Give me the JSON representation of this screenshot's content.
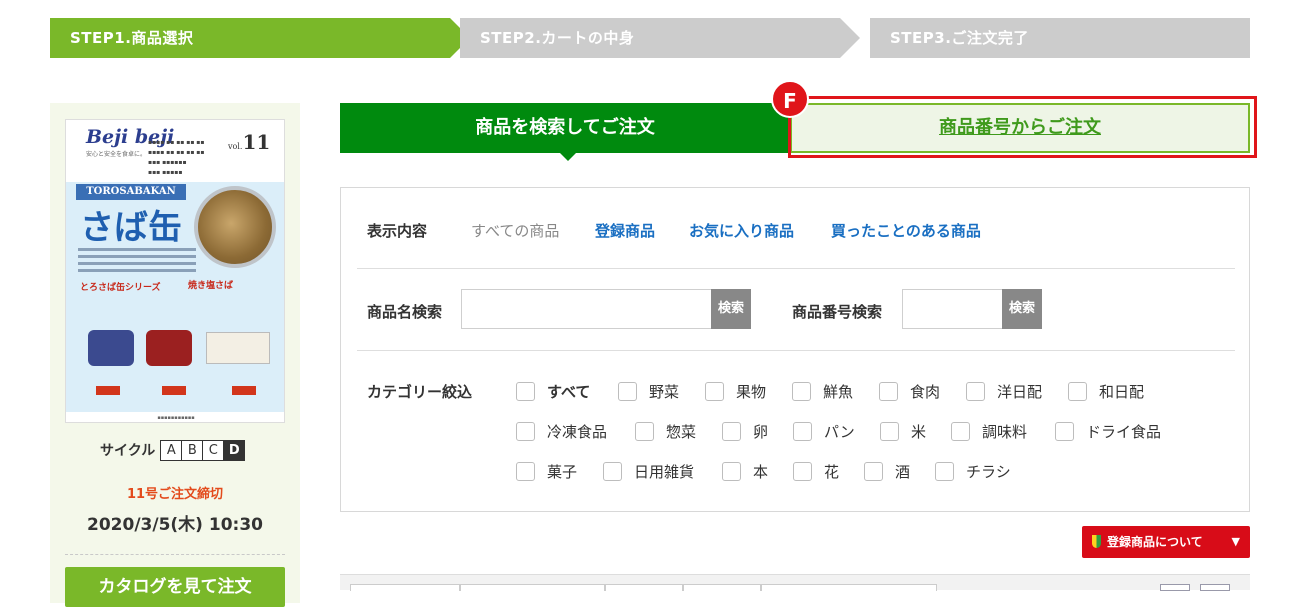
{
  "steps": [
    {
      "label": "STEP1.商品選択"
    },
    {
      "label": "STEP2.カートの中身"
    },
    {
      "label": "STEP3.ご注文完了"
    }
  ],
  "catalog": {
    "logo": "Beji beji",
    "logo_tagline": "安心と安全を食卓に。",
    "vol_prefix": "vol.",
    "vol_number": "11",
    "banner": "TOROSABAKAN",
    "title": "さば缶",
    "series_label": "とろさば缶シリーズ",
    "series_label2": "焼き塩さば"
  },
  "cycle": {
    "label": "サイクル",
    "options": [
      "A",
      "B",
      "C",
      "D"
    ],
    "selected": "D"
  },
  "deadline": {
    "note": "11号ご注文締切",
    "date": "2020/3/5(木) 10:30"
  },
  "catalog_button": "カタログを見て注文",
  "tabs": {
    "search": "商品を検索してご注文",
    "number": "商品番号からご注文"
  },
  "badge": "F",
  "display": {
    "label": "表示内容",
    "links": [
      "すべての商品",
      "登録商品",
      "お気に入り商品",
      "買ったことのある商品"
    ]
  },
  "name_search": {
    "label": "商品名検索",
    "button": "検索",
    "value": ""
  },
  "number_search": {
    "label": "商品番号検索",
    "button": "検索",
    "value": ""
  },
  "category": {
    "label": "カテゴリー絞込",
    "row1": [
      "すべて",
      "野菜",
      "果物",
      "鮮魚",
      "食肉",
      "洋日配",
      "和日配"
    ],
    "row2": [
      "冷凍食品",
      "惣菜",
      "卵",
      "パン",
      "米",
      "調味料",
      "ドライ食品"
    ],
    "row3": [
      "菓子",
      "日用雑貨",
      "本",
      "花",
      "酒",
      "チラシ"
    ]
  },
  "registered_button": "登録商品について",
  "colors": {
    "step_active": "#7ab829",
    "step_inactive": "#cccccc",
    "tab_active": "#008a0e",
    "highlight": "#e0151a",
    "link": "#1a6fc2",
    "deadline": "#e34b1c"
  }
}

##########

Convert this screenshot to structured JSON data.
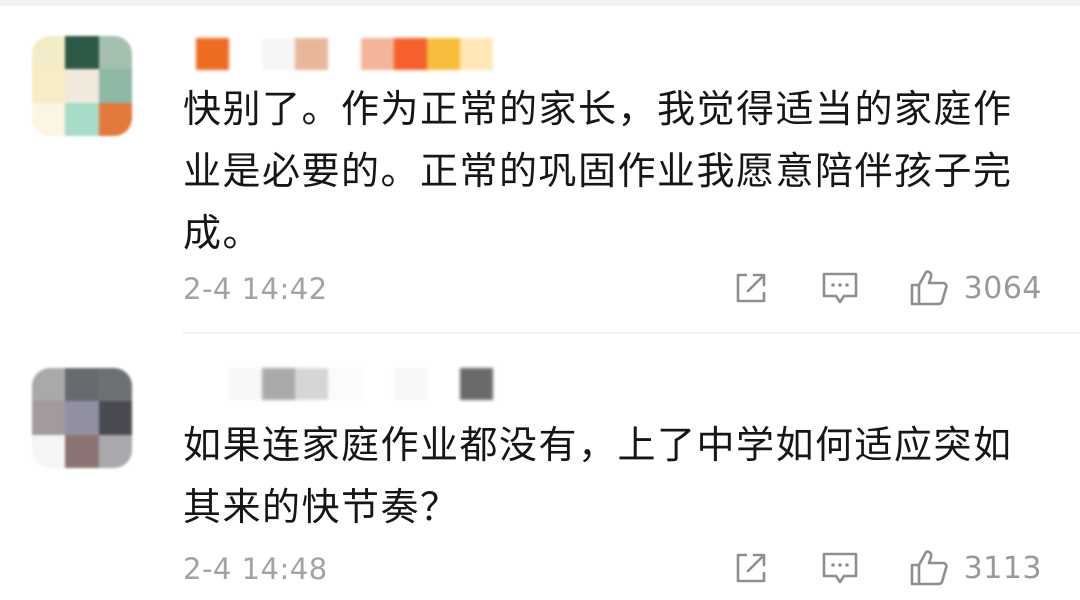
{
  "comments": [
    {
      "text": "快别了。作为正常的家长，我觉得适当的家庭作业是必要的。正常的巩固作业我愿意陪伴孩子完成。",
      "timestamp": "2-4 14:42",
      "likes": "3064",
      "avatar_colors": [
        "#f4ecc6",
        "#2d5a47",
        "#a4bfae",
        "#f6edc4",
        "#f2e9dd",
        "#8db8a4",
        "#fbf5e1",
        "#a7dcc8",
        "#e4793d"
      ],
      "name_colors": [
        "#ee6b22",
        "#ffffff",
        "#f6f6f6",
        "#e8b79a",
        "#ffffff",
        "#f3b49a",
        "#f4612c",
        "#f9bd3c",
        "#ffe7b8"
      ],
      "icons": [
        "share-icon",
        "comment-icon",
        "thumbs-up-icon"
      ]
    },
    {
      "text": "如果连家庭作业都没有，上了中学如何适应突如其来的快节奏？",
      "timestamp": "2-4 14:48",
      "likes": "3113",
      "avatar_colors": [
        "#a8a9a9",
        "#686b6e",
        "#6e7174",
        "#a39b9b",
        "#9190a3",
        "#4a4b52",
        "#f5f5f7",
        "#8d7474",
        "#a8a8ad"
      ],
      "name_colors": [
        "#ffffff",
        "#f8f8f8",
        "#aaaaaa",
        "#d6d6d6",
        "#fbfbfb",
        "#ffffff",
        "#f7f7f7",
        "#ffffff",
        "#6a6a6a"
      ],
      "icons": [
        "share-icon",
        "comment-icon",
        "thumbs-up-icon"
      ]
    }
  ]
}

##########

### What the task requires:
Scan the listing above. Collect all lines with the word "this".

### Written solution:
Give me the JSON representation of this screenshot's content.
Convert this screenshot to structured JSON data.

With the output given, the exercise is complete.